▸ **Set problem**:
Repeat everything in the material exactly.

---

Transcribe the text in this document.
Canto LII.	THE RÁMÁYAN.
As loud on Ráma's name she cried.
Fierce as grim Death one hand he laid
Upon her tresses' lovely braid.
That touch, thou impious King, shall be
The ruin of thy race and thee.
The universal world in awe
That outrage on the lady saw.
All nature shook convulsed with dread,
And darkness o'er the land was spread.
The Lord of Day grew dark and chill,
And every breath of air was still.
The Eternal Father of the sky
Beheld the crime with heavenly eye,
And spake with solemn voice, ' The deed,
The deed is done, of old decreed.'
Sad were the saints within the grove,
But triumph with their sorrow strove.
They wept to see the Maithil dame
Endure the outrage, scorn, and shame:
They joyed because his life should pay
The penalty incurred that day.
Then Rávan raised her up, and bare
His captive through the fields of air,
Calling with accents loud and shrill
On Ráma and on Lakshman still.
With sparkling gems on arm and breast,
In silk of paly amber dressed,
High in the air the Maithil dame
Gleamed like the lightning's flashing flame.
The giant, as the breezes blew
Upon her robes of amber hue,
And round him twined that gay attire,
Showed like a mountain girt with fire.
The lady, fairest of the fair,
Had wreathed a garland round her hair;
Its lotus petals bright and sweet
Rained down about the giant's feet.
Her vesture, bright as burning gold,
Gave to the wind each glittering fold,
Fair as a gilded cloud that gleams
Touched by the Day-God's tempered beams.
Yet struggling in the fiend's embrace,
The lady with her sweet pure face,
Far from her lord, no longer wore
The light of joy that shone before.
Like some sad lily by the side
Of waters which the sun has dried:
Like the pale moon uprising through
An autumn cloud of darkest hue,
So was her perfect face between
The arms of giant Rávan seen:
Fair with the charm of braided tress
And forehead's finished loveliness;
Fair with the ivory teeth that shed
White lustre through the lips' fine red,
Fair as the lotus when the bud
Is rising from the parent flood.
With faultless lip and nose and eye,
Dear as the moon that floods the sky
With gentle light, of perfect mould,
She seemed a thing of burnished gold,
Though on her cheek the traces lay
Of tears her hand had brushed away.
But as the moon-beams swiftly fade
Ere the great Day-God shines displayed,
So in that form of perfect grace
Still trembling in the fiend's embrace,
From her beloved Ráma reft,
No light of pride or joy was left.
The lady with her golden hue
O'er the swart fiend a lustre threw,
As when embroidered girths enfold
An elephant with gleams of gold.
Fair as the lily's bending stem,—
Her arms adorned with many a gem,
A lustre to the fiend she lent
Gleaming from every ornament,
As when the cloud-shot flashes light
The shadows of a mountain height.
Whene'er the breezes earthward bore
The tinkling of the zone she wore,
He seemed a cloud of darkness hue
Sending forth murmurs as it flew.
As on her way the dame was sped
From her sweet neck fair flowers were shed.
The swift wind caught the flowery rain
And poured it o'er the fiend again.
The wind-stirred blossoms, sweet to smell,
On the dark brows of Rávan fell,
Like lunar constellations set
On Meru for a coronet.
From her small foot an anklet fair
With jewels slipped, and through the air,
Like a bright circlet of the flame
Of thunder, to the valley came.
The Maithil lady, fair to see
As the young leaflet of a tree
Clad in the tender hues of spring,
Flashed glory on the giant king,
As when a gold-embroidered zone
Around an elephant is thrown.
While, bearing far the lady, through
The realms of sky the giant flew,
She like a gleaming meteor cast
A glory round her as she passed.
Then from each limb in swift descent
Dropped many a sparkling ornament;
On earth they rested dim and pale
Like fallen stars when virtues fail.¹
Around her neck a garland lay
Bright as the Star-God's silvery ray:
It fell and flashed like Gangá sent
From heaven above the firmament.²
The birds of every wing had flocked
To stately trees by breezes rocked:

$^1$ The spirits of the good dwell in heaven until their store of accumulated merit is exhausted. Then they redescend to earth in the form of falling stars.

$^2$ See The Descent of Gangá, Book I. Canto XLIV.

---

▸ **Worked answer**:
Transcribe the text in this document.
Canto LII.	THE RÁMÁYAN.
As loud on Ráma's name she cried.
Fierce as grim Death one hand he laid
Upon her tresses' lovely braid.
That touch, thou impious King, shall be
The ruin of thy race and thee.
The universal world in awe
That outrage on the lady saw.
All nature shook convulsed with dread,
And darkness o'er the land was spread.
The Lord of Day grew dark and chill,
And every breath of air was still.
The Eternal Father of the sky
Beheld the crime with heavenly eye,
And spake with solemn voice, ' The deed,
The deed is done, of old decreed.'
Sad were the saints within the grove,
But triumph with their sorrow strove.
They wept to see the Maithil dame
Endure the outrage, scorn, and shame:
They joyed because his life should pay
The penalty incurred that day.
Then Rávan raised her up, and bare
His captive through the fields of air,
Calling with accents loud and shrill
On Ráma and on Lakshman still.
With sparkling gems on arm and breast,
In silk of paly amber dressed,
High in the air the Maithil dame
Gleamed like the lightning's flashing flame.
The giant, as the breezes blew
Upon her robes of amber hue,
And round him twined that gay attire,
Showed like a mountain girt with fire.
The lady, fairest of the fair,
Had wreathed a garland round her hair;
Its lotus petals bright and sweet
Rained down about the giant's feet.
Her vesture, bright as burning gold,
Gave to the wind each glittering fold,
Fair as a gilded cloud that gleams
Touched by the Day-God's tempered beams.
Yet struggling in the fiend's embrace,
The lady with her sweet pure face,
Far from her lord, no longer wore
The light of joy that shone before.
Like some sad lily by the side
Of waters which the sun has dried:
Like the pale moon uprising through
An autumn cloud of darkest hue,
So was her perfect face between
The arms of giant Rávan seen:
Fair with the charm of braided tress
And forehead's finished loveliness;
Fair with the ivory teeth that shed
White lustre through the lips' fine red,
Fair as the lotus when the bud
Is rising from the parent flood.
With faultless lip and nose and eye,
Dear as the moon that floods the sky
With gentle light, of perfect mould,
She seemed a thing of burnished gold,
Though on her cheek the traces lay
Of tears her hand had brushed away.
But as the moon-beams swiftly fade
Ere the great Day-God shines displayed,
So in that form of perfect grace
Still trembling in the fiend's embrace,
From her beloved Ráma reft,
No light of pride or joy was left.
The lady with her golden hue
O'er the swart fiend a lustre threw,
As when embroidered girths enfold
An elephant with gleams of gold.
Fair as the lily's bending stem,—
Her arms adorned with many a gem,
A lustre to the fiend she lent
Gleaming from every ornament,
As when the cloud-shot flashes light
The shadows of a mountain height.
Whene'er the breezes earthward bore
The tinkling of the zone she wore,
He seemed a cloud of darkness hue
Sending forth murmurs as it flew.
As on her way the dame was sped
From her sweet neck fair flowers were shed.
The swift wind caught the flowery rain
And poured it o'er the fiend again.
The wind-stirred blossoms, sweet to smell,
On the dark brows of Rávan fell,
Like lunar constellations set
On Meru for a coronet.
From her small foot an anklet fair
With jewels slipped, and through the air,
Like a bright circlet of the flame
Of thunder, to the valley came.
The Maithil lady, fair to see
As the young leaflet of a tree
Clad in the tender hues of spring,
Flashed glory on the giant king,
As when a gold-embroidered zone
Around an elephant is thrown.
While, bearing far the lady, through
The realms of sky the giant flew,
She like a gleaming meteor cast
A glory round her as she passed.
Then from each limb in swift descent
Dropped many a sparkling ornament;
On earth they rested dim and pale
Like fallen stars when virtues fail.¹
Around her neck a garland lay
Bright as the Star-God's silvery ray:
It fell and flashed like Gangá sent
From heaven above the firmament.²
The birds of every wing had flocked
To stately trees by breezes rocked:

$^1$ The spirits of the good dwell in heaven until their store of accumulated merit is exhausted. Then they redescend to earth in the form of falling stars.

$^2$ See The Descent of Gangá, Book I. Canto XLIV.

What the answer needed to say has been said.